#### Task inputs:
___

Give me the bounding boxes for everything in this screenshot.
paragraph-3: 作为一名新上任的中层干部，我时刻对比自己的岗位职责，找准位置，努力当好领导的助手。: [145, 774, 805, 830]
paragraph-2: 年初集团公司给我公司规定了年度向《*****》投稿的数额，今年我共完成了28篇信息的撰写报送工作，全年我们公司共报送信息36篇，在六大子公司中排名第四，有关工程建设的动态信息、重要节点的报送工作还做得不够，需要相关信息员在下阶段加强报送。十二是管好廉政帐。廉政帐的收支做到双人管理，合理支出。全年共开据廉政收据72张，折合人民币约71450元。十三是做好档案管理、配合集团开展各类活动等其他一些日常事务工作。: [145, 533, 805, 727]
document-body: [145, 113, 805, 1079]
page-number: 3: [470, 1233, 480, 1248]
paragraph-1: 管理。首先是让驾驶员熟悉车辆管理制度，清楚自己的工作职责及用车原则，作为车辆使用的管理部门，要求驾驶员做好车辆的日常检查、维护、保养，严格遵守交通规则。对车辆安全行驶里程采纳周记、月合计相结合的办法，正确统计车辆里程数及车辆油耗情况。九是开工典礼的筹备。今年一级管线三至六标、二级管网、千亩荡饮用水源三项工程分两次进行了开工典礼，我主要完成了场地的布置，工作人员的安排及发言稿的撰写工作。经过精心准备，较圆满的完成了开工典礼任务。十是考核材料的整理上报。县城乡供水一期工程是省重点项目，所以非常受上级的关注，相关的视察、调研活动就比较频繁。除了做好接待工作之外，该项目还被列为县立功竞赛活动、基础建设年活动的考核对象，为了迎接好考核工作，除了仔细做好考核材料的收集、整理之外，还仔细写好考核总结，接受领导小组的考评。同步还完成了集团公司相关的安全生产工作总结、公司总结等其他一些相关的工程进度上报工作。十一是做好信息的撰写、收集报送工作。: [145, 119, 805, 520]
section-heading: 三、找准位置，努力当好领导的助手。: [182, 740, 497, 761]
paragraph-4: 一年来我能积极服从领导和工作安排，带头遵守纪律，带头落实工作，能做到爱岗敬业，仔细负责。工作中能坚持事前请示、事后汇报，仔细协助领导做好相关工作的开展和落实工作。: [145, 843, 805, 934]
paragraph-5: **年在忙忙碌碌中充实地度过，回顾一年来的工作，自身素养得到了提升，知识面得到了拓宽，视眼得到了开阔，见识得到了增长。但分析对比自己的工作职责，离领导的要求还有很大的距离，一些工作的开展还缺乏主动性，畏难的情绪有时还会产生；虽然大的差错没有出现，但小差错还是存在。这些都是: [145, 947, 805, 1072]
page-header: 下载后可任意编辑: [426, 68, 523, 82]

___

#### Work required:
Convert the lines above into a Markdown table with the columns Row and Line, giving each line its own numbered row and omitting any blank lines.

#### Task answer:
| Row | Line |
|---|---|
| 1 | Give me the bounding boxes for everything in this screenshot. |
| 2 | paragraph-3: 作为一名新上任的中层干部，我时刻对比自己的岗位职责，找准位置，努力当好领导的助手。: [145, 774, 805, 830] |
| 3 | paragraph-2: 年初集团公司给我公司规定了年度向《*****》投稿的数额，今年我共完成了28篇信息的撰写报送工作，全年我们公司共报送信息36篇，在六大子公司中排名第四，有关工程建设的动态信息、重要节点的报送工作还做得不够，需要相关信息员在下阶段加强报送。十二是管好廉政帐。廉政帐的收支做到双人管理，合理支出。全年共开据廉政收据72张，折合人民币约71450元。十三是做好档案管理、配合集团开展各类活动等其他一些日常事务工作。: [145, 533, 805, 727] |
| 4 | document-body: [145, 113, 805, 1079] |
| 5 | page-number: 3: [470, 1233, 480, 1248] |
| 6 | paragraph-1: 管理。首先是让驾驶员熟悉车辆管理制度，清楚自己的工作职责及用车原则，作为车辆使用的管理部门，要求驾驶员做好车辆的日常检查、维护、保养，严格遵守交通规则。对车辆安全行驶里程采纳周记、月合计相结合的办法，正确统计车辆里程数及车辆油耗情况。九是开工典礼的筹备。今年一级管线三至六标、二级管网、千亩荡饮用水源三项工程分两次进行了开工典礼，我主要完成了场地的布置，工作人员的安排及发言稿的撰写工作。经过精心准备，较圆满的完成了开工典礼任务。十是考核材料的整理上报。县城乡供水一期工程是省重点项目，所以非常受上级的关注，相关的视察、调研活动就比较频繁。除了做好接待工作之外，该项目还被列为县立功竞赛活动、基础建设年活动的考核对象，为了迎接好考核工作，除了仔细做好考核材料的收集、整理之外，还仔细写好考核总结，接受领导小组的考评。同步还完成了集团公司相关的安全生产工作总结、公司总结等其他一些相关的工程进度上报工作。十一是做好信息的撰写、收集报送工作。: [145, 119, 805, 520] |
| 7 | section-heading: 三、找准位置，努力当好领导的助手。: [182, 740, 497, 761] |
| 8 | paragraph-4: 一年来我能积极服从领导和工作安排，带头遵守纪律，带头落实工作，能做到爱岗敬业，仔细负责。工作中能坚持事前请示、事后汇报，仔细协助领导做好相关工作的开展和落实工作。: [145, 843, 805, 934] |
| 9 | paragraph-5: **年在忙忙碌碌中充实地度过，回顾一年来的工作，自身素养得到了提升，知识面得到了拓宽，视眼得到了开阔，见识得到了增长。但分析对比自己的工作职责，离领导的要求还有很大的距离，一些工作的开展还缺乏主动性，畏难的情绪有时还会产生；虽然大的差错没有出现，但小差错还是存在。这些都是: [145, 947, 805, 1072] |
| 10 | page-header: 下载后可任意编辑: [426, 68, 523, 82] |